DATA PROVIDED -

--- Start ---

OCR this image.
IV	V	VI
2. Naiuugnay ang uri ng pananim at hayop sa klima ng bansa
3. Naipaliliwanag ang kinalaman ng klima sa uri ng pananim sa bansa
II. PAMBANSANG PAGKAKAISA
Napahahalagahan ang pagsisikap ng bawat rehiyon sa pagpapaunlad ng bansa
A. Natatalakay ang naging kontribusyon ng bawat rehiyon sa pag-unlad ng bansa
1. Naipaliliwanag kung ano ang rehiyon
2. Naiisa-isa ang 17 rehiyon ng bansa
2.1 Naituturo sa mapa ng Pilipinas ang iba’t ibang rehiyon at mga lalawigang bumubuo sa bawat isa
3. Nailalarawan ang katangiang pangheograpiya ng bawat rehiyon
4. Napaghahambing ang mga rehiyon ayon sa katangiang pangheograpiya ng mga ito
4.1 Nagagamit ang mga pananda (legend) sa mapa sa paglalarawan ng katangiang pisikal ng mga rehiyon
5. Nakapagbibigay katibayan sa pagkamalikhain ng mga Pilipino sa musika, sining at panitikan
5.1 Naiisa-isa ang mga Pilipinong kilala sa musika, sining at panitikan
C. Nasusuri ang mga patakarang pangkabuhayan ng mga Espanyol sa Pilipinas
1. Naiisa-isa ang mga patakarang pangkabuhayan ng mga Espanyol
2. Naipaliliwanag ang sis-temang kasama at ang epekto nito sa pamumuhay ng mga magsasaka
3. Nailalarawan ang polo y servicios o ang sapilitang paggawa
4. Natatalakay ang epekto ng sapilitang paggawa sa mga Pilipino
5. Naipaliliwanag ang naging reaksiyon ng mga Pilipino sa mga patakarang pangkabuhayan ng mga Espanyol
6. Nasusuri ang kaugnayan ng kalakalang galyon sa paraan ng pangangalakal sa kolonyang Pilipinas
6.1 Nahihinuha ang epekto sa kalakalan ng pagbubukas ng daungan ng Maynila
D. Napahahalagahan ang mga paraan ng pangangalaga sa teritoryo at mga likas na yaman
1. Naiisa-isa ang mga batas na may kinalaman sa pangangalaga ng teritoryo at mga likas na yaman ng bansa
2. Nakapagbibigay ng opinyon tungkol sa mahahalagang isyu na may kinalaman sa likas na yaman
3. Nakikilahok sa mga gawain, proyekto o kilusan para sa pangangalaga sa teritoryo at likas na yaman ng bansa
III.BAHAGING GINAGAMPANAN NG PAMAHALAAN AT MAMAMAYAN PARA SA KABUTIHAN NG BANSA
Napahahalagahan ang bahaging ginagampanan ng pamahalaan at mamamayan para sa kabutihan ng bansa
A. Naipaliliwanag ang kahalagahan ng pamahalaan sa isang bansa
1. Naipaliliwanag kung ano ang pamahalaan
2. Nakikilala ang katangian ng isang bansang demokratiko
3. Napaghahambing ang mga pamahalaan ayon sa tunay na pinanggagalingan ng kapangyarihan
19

--- End ---

EXERCISE INSTRUCTIONS - Without leaving anything out, give the entries again exactly.

FULL ANSWER -
OCR this image.
IV	V	VI
2. Naiuugnay ang uri ng pananim at hayop sa klima ng bansa
3. Naipaliliwanag ang kinalaman ng klima sa uri ng pananim sa bansa
II. PAMBANSANG PAGKAKAISA
Napahahalagahan ang pagsisikap ng bawat rehiyon sa pagpapaunlad ng bansa
A. Natatalakay ang naging kontribusyon ng bawat rehiyon sa pag-unlad ng bansa
1. Naipaliliwanag kung ano ang rehiyon
2. Naiisa-isa ang 17 rehiyon ng bansa
2.1 Naituturo sa mapa ng Pilipinas ang iba’t ibang rehiyon at mga lalawigang bumubuo sa bawat isa
3. Nailalarawan ang katangiang pangheograpiya ng bawat rehiyon
4. Napaghahambing ang mga rehiyon ayon sa katangiang pangheograpiya ng mga ito
4.1 Nagagamit ang mga pananda (legend) sa mapa sa paglalarawan ng katangiang pisikal ng mga rehiyon
5. Nakapagbibigay katibayan sa pagkamalikhain ng mga Pilipino sa musika, sining at panitikan
5.1 Naiisa-isa ang mga Pilipinong kilala sa musika, sining at panitikan
C. Nasusuri ang mga patakarang pangkabuhayan ng mga Espanyol sa Pilipinas
1. Naiisa-isa ang mga patakarang pangkabuhayan ng mga Espanyol
2. Naipaliliwanag ang sis-temang kasama at ang epekto nito sa pamumuhay ng mga magsasaka
3. Nailalarawan ang polo y servicios o ang sapilitang paggawa
4. Natatalakay ang epekto ng sapilitang paggawa sa mga Pilipino
5. Naipaliliwanag ang naging reaksiyon ng mga Pilipino sa mga patakarang pangkabuhayan ng mga Espanyol
6. Nasusuri ang kaugnayan ng kalakalang galyon sa paraan ng pangangalakal sa kolonyang Pilipinas
6.1 Nahihinuha ang epekto sa kalakalan ng pagbubukas ng daungan ng Maynila
D. Napahahalagahan ang mga paraan ng pangangalaga sa teritoryo at mga likas na yaman
1. Naiisa-isa ang mga batas na may kinalaman sa pangangalaga ng teritoryo at mga likas na yaman ng bansa
2. Nakapagbibigay ng opinyon tungkol sa mahahalagang isyu na may kinalaman sa likas na yaman
3. Nakikilahok sa mga gawain, proyekto o kilusan para sa pangangalaga sa teritoryo at likas na yaman ng bansa
III.BAHAGING GINAGAMPANAN NG PAMAHALAAN AT MAMAMAYAN PARA SA KABUTIHAN NG BANSA
Napahahalagahan ang bahaging ginagampanan ng pamahalaan at mamamayan para sa kabutihan ng bansa
A. Naipaliliwanag ang kahalagahan ng pamahalaan sa isang bansa
1. Naipaliliwanag kung ano ang pamahalaan
2. Nakikilala ang katangian ng isang bansang demokratiko
3. Napaghahambing ang mga pamahalaan ayon sa tunay na pinanggagalingan ng kapangyarihan
19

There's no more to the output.